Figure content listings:
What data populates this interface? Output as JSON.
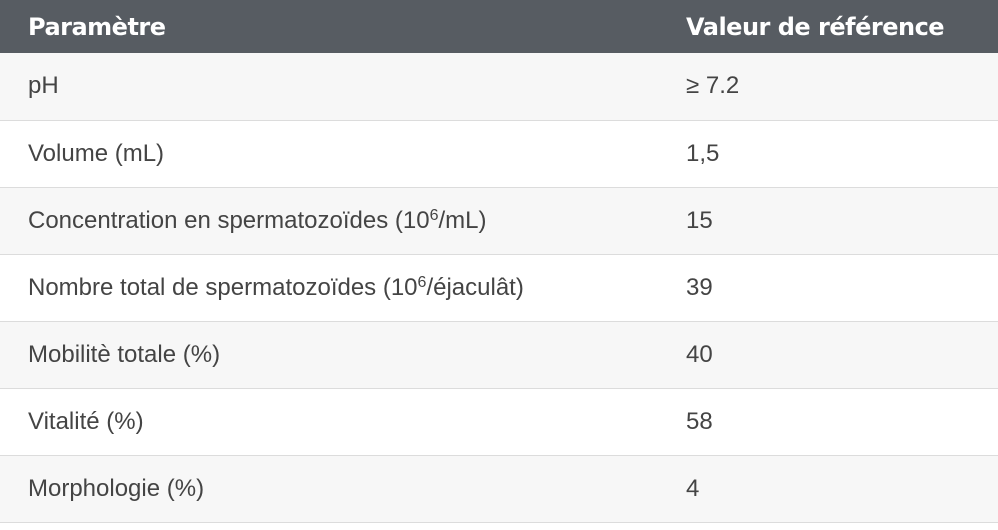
{
  "table": {
    "headers": [
      "Paramètre",
      "Valeur de référence"
    ],
    "rows": [
      {
        "param": "pH",
        "value": "≥ 7.2"
      },
      {
        "param": "Volume (mL)",
        "value": "1,5"
      },
      {
        "param_pre": "Concentration en spermatozoïdes (10",
        "param_sup": "6",
        "param_post": "/mL)",
        "value": "15"
      },
      {
        "param_pre": "Nombre total de spermatozoïdes (10",
        "param_sup": "6",
        "param_post": "/éjaculât)",
        "value": "39"
      },
      {
        "param": "Mobilitè totale (%)",
        "value": "40"
      },
      {
        "param": "Vitalité (%)",
        "value": "58"
      },
      {
        "param": "Morphologie (%)",
        "value": "4"
      }
    ]
  }
}
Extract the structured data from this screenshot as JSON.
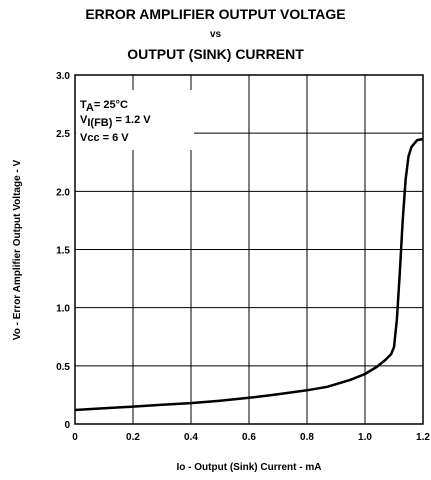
{
  "chart_data": {
    "type": "line",
    "title_line1": "ERROR AMPLIFIER OUTPUT VOLTAGE",
    "title_line2": "vs",
    "title_line3": "OUTPUT (SINK) CURRENT",
    "xlabel": "Io - Output (Sink) Current - mA",
    "ylabel": "Vo - Error Amplifier Output Voltage - V",
    "xlim": [
      0,
      1.2
    ],
    "ylim": [
      0,
      3.0
    ],
    "xticks": [
      "0",
      "0.2",
      "0.4",
      "0.6",
      "0.8",
      "1.0",
      "1.2"
    ],
    "yticks": [
      "0",
      "0.5",
      "1.0",
      "1.5",
      "2.0",
      "2.5",
      "3.0"
    ],
    "grid": true,
    "annotation": {
      "ta_main": "T",
      "ta_sub": "A",
      "ta_rest": "= 25°C",
      "vi_main": "V",
      "vi_sub": "I(FB)",
      "vi_rest": " = 1.2 V",
      "vcc": "Vcc = 6 V"
    },
    "series": [
      {
        "x": [
          0,
          0.1,
          0.2,
          0.3,
          0.4,
          0.5,
          0.6,
          0.7,
          0.8,
          0.87,
          0.95,
          1.0,
          1.04,
          1.07,
          1.09,
          1.1,
          1.11,
          1.12,
          1.13,
          1.14,
          1.15,
          1.16,
          1.18,
          1.2
        ],
        "y": [
          0.12,
          0.135,
          0.15,
          0.165,
          0.18,
          0.2,
          0.225,
          0.255,
          0.29,
          0.32,
          0.38,
          0.43,
          0.49,
          0.55,
          0.6,
          0.66,
          0.9,
          1.3,
          1.75,
          2.1,
          2.3,
          2.38,
          2.44,
          2.45
        ]
      }
    ]
  }
}
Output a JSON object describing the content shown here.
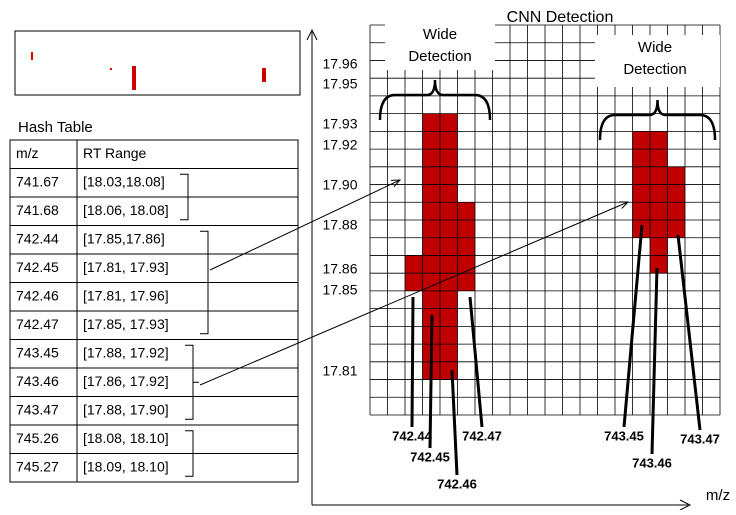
{
  "hash_table": {
    "title": "Hash Table",
    "headers": [
      "m/z",
      "RT Range"
    ],
    "rows": [
      [
        "741.67",
        "[18.03,18.08]"
      ],
      [
        "741.68",
        "[18.06, 18.08]"
      ],
      [
        "742.44",
        "[17.85,17.86]"
      ],
      [
        "742.45",
        "[17.81, 17.93]"
      ],
      [
        "742.46",
        "[17.81, 17.96]"
      ],
      [
        "742.47",
        "[17.85, 17.93]"
      ],
      [
        "743.45",
        "[17.88, 17.92]"
      ],
      [
        "743.46",
        "[17.86, 17.92]"
      ],
      [
        "743.47",
        "[17.88, 17.90]"
      ],
      [
        "745.26",
        "[18.08, 18.10]"
      ],
      [
        "745.27",
        "[18.09, 18.10]"
      ]
    ]
  },
  "detection": {
    "title": "CNN Detection",
    "x_axis_label": "m/z",
    "wide_labels": [
      [
        "Wide",
        "Detection"
      ],
      [
        "Wide",
        "Detection"
      ]
    ],
    "rt_labels": [
      "17.96",
      "17.95",
      "17.93",
      "17.92",
      "17.90",
      "17.88",
      "17.86",
      "17.85",
      "17.81"
    ],
    "mz_labels": [
      "742.44",
      "742.45",
      "742.46",
      "742.47",
      "743.45",
      "743.46",
      "743.47"
    ]
  }
}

### Set task:
Pictures are excluded; output everything else in the data verbatim.

### Complete response:
What data populates this interface? Output as JSON.
{
  "table": {
    "headers": [
      "Paramètre",
      "Valeur de référence"
    ],
    "rows": [
      {
        "param": "pH",
        "value": "≥ 7.2"
      },
      {
        "param": "Volume (mL)",
        "value": "1,5"
      },
      {
        "param_pre": "Concentration en spermatozoïdes (10",
        "param_sup": "6",
        "param_post": "/mL)",
        "value": "15"
      },
      {
        "param_pre": "Nombre total de spermatozoïdes (10",
        "param_sup": "6",
        "param_post": "/éjaculât)",
        "value": "39"
      },
      {
        "param": "Mobilitè totale (%)",
        "value": "40"
      },
      {
        "param": "Vitalité (%)",
        "value": "58"
      },
      {
        "param": "Morphologie (%)",
        "value": "4"
      }
    ]
  }
}
Extract the structured data from this screenshot as JSON.
{
  "chart_data": {
    "type": "line",
    "title_line1": "ERROR AMPLIFIER OUTPUT VOLTAGE",
    "title_line2": "vs",
    "title_line3": "OUTPUT (SINK) CURRENT",
    "xlabel": "Io - Output (Sink) Current - mA",
    "ylabel": "Vo - Error Amplifier Output Voltage - V",
    "xlim": [
      0,
      1.2
    ],
    "ylim": [
      0,
      3.0
    ],
    "xticks": [
      "0",
      "0.2",
      "0.4",
      "0.6",
      "0.8",
      "1.0",
      "1.2"
    ],
    "yticks": [
      "0",
      "0.5",
      "1.0",
      "1.5",
      "2.0",
      "2.5",
      "3.0"
    ],
    "grid": true,
    "annotation": {
      "ta_main": "T",
      "ta_sub": "A",
      "ta_rest": "= 25°C",
      "vi_main": "V",
      "vi_sub": "I(FB)",
      "vi_rest": " = 1.2 V",
      "vcc": "Vcc = 6 V"
    },
    "series": [
      {
        "x": [
          0,
          0.1,
          0.2,
          0.3,
          0.4,
          0.5,
          0.6,
          0.7,
          0.8,
          0.87,
          0.95,
          1.0,
          1.04,
          1.07,
          1.09,
          1.1,
          1.11,
          1.12,
          1.13,
          1.14,
          1.15,
          1.16,
          1.18,
          1.2
        ],
        "y": [
          0.12,
          0.135,
          0.15,
          0.165,
          0.18,
          0.2,
          0.225,
          0.255,
          0.29,
          0.32,
          0.38,
          0.43,
          0.49,
          0.55,
          0.6,
          0.66,
          0.9,
          1.3,
          1.75,
          2.1,
          2.3,
          2.38,
          2.44,
          2.45
        ]
      }
    ]
  }
}
Output a JSON object describing the content shown here.
{
  "hash_table": {
    "title": "Hash Table",
    "headers": [
      "m/z",
      "RT Range"
    ],
    "rows": [
      [
        "741.67",
        "[18.03,18.08]"
      ],
      [
        "741.68",
        "[18.06, 18.08]"
      ],
      [
        "742.44",
        "[17.85,17.86]"
      ],
      [
        "742.45",
        "[17.81, 17.93]"
      ],
      [
        "742.46",
        "[17.81, 17.96]"
      ],
      [
        "742.47",
        "[17.85, 17.93]"
      ],
      [
        "743.45",
        "[17.88, 17.92]"
      ],
      [
        "743.46",
        "[17.86, 17.92]"
      ],
      [
        "743.47",
        "[17.88, 17.90]"
      ],
      [
        "745.26",
        "[18.08, 18.10]"
      ],
      [
        "745.27",
        "[18.09, 18.10]"
      ]
    ]
  },
  "detection": {
    "title": "CNN Detection",
    "x_axis_label": "m/z",
    "wide_labels": [
      [
        "Wide",
        "Detection"
      ],
      [
        "Wide",
        "Detection"
      ]
    ],
    "rt_labels": [
      "17.96",
      "17.95",
      "17.93",
      "17.92",
      "17.90",
      "17.88",
      "17.86",
      "17.85",
      "17.81"
    ],
    "mz_labels": [
      "742.44",
      "742.45",
      "742.46",
      "742.47",
      "743.45",
      "743.46",
      "743.47"
    ]
  }
}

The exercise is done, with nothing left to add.